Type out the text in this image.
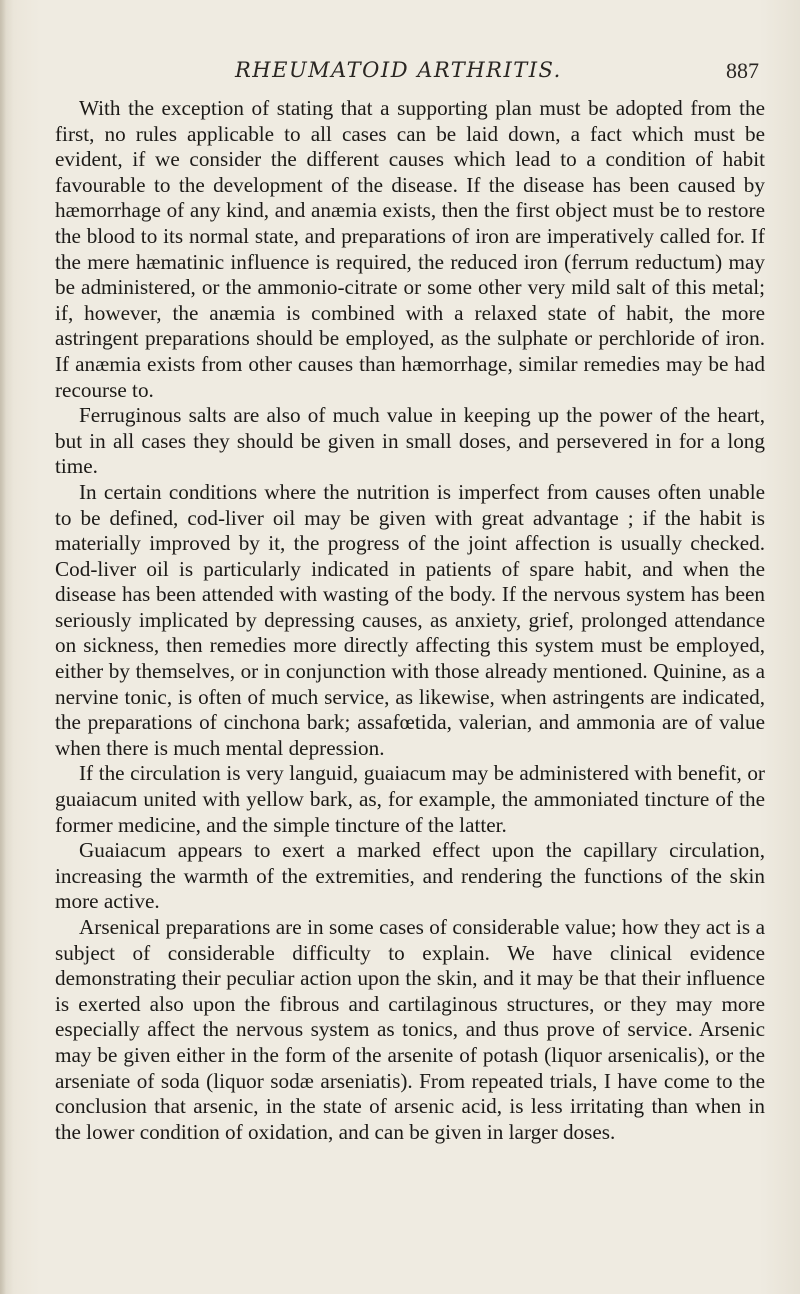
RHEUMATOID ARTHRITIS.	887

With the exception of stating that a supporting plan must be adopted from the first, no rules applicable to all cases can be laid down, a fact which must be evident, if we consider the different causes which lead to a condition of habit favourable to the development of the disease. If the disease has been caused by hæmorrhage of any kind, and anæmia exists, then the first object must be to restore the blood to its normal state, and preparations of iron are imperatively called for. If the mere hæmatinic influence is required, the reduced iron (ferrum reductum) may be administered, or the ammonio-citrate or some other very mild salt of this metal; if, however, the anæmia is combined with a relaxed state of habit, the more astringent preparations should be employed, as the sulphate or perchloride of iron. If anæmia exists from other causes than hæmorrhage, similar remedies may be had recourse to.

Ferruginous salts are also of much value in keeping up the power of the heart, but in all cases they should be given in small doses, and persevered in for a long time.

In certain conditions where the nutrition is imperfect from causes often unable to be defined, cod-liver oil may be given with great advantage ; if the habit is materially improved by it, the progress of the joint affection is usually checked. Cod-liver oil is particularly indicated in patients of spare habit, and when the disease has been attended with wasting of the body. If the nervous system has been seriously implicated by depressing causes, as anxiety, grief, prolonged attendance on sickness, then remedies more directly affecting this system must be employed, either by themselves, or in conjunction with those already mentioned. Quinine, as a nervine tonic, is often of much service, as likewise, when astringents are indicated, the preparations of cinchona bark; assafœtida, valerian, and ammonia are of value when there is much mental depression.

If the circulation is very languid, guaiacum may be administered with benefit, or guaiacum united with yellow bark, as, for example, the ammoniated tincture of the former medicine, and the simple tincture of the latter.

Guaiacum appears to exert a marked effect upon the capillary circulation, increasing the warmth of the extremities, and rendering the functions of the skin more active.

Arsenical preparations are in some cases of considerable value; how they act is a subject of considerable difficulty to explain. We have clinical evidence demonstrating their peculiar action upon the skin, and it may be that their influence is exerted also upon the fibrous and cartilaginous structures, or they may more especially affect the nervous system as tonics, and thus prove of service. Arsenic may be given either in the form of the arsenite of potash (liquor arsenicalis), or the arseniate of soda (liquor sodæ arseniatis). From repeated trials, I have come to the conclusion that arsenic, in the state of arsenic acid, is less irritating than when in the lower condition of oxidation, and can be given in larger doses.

INSTRUCTIONS FOR THE TASK
The result should be the same data as above, line for line, with the pictures gone.

RESULT BELOW
Type out the text in this image.
RHEUMATOID ARTHRITIS.	887

With the exception of stating that a supporting plan must be adopted from the first, no rules applicable to all cases can be laid down, a fact which must be evident, if we consider the different causes which lead to a condition of habit favourable to the development of the disease. If the disease has been caused by hæmorrhage of any kind, and anæmia exists, then the first object must be to restore the blood to its normal state, and preparations of iron are imperatively called for. If the mere hæmatinic influence is required, the reduced iron (ferrum reductum) may be administered, or the ammonio-citrate or some other very mild salt of this metal; if, however, the anæmia is combined with a relaxed state of habit, the more astringent preparations should be employed, as the sulphate or perchloride of iron. If anæmia exists from other causes than hæmorrhage, similar remedies may be had recourse to.

Ferruginous salts are also of much value in keeping up the power of the heart, but in all cases they should be given in small doses, and persevered in for a long time.

In certain conditions where the nutrition is imperfect from causes often unable to be defined, cod-liver oil may be given with great advantage ; if the habit is materially improved by it, the progress of the joint affection is usually checked. Cod-liver oil is particularly indicated in patients of spare habit, and when the disease has been attended with wasting of the body. If the nervous system has been seriously implicated by depressing causes, as anxiety, grief, prolonged attendance on sickness, then remedies more directly affecting this system must be employed, either by themselves, or in conjunction with those already mentioned. Quinine, as a nervine tonic, is often of much service, as likewise, when astringents are indicated, the preparations of cinchona bark; assafœtida, valerian, and ammonia are of value when there is much mental depression.

If the circulation is very languid, guaiacum may be administered with benefit, or guaiacum united with yellow bark, as, for example, the ammoniated tincture of the former medicine, and the simple tincture of the latter.

Guaiacum appears to exert a marked effect upon the capillary circulation, increasing the warmth of the extremities, and rendering the functions of the skin more active.

Arsenical preparations are in some cases of considerable value; how they act is a subject of considerable difficulty to explain. We have clinical evidence demonstrating their peculiar action upon the skin, and it may be that their influence is exerted also upon the fibrous and cartilaginous structures, or they may more especially affect the nervous system as tonics, and thus prove of service. Arsenic may be given either in the form of the arsenite of potash (liquor arsenicalis), or the arseniate of soda (liquor sodæ arseniatis). From repeated trials, I have come to the conclusion that arsenic, in the state of arsenic acid, is less irritating than when in the lower condition of oxidation, and can be given in larger doses.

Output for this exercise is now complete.